(Element region listings)
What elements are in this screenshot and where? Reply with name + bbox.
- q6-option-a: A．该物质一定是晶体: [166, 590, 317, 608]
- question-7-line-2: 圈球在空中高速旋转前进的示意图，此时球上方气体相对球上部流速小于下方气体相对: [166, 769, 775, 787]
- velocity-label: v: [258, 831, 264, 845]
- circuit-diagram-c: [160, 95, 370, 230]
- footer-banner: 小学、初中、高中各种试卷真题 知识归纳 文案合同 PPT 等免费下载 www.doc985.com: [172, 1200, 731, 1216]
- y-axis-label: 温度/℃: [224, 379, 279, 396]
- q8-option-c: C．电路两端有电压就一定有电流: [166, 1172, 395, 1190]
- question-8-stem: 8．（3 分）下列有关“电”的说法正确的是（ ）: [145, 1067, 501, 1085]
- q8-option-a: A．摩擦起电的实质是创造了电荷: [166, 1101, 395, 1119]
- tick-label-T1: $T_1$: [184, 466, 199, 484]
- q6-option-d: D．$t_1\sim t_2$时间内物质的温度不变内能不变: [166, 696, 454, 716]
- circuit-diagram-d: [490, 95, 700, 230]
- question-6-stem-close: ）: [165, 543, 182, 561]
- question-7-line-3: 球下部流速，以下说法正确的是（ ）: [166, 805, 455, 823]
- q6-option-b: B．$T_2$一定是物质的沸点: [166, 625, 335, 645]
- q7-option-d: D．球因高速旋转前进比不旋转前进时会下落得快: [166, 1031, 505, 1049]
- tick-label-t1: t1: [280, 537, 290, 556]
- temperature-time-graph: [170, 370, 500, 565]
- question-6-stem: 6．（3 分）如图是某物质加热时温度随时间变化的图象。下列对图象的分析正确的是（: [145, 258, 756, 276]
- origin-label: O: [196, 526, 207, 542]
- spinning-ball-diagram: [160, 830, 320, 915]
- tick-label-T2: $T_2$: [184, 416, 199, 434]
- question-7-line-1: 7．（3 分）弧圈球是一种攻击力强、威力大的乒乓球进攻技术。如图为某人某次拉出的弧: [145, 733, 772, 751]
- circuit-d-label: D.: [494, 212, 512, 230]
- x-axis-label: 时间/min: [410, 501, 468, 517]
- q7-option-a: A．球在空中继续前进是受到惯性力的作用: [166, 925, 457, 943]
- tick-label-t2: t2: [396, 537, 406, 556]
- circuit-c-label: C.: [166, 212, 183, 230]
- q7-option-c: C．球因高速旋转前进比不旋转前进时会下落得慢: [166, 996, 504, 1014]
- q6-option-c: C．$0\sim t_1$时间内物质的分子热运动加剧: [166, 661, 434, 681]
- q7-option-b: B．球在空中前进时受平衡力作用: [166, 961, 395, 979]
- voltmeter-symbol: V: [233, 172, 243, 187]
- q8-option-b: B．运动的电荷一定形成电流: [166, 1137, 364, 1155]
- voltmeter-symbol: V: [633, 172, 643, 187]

**PROBLEM:**
Copy out every line of the records above with no changes at all.

**SOLUTION:**
What elements are in this screenshot and where? Reply with name + bbox.
- q6-option-a: A．该物质一定是晶体: [166, 590, 317, 608]
- question-7-line-2: 圈球在空中高速旋转前进的示意图，此时球上方气体相对球上部流速小于下方气体相对: [166, 769, 775, 787]
- velocity-label: v: [258, 831, 264, 845]
- circuit-diagram-c: [160, 95, 370, 230]
- footer-banner: 小学、初中、高中各种试卷真题 知识归纳 文案合同 PPT 等免费下载 www.doc985.com: [172, 1200, 731, 1216]
- y-axis-label: 温度/℃: [224, 379, 279, 396]
- q8-option-c: C．电路两端有电压就一定有电流: [166, 1172, 395, 1190]
- question-8-stem: 8．（3 分）下列有关“电”的说法正确的是（ ）: [145, 1067, 501, 1085]
- q8-option-a: A．摩擦起电的实质是创造了电荷: [166, 1101, 395, 1119]
- tick-label-T1: $T_1$: [184, 466, 199, 484]
- q6-option-d: D．$t_1\sim t_2$时间内物质的温度不变内能不变: [166, 696, 454, 716]
- circuit-diagram-d: [490, 95, 700, 230]
- question-6-stem-close: ）: [165, 543, 182, 561]
- question-7-line-3: 球下部流速，以下说法正确的是（ ）: [166, 805, 455, 823]
- q6-option-b: B．$T_2$一定是物质的沸点: [166, 625, 335, 645]
- q7-option-d: D．球因高速旋转前进比不旋转前进时会下落得快: [166, 1031, 505, 1049]
- tick-label-t1: t1: [280, 537, 290, 556]
- temperature-time-graph: [170, 370, 500, 565]
- question-6-stem: 6．（3 分）如图是某物质加热时温度随时间变化的图象。下列对图象的分析正确的是（: [145, 258, 756, 276]
- origin-label: O: [196, 526, 207, 542]
- spinning-ball-diagram: [160, 830, 320, 915]
- tick-label-T2: $T_2$: [184, 416, 199, 434]
- question-7-line-1: 7．（3 分）弧圈球是一种攻击力强、威力大的乒乓球进攻技术。如图为某人某次拉出的弧: [145, 733, 772, 751]
- circuit-d-label: D.: [494, 212, 512, 230]
- x-axis-label: 时间/min: [410, 501, 468, 517]
- q7-option-a: A．球在空中继续前进是受到惯性力的作用: [166, 925, 457, 943]
- tick-label-t2: t2: [396, 537, 406, 556]
- circuit-c-label: C.: [166, 212, 183, 230]
- q7-option-c: C．球因高速旋转前进比不旋转前进时会下落得慢: [166, 996, 504, 1014]
- q6-option-c: C．$0\sim t_1$时间内物质的分子热运动加剧: [166, 661, 434, 681]
- q7-option-b: B．球在空中前进时受平衡力作用: [166, 961, 395, 979]
- voltmeter-symbol: V: [233, 172, 243, 187]
- q8-option-b: B．运动的电荷一定形成电流: [166, 1137, 364, 1155]
- voltmeter-symbol: V: [633, 172, 643, 187]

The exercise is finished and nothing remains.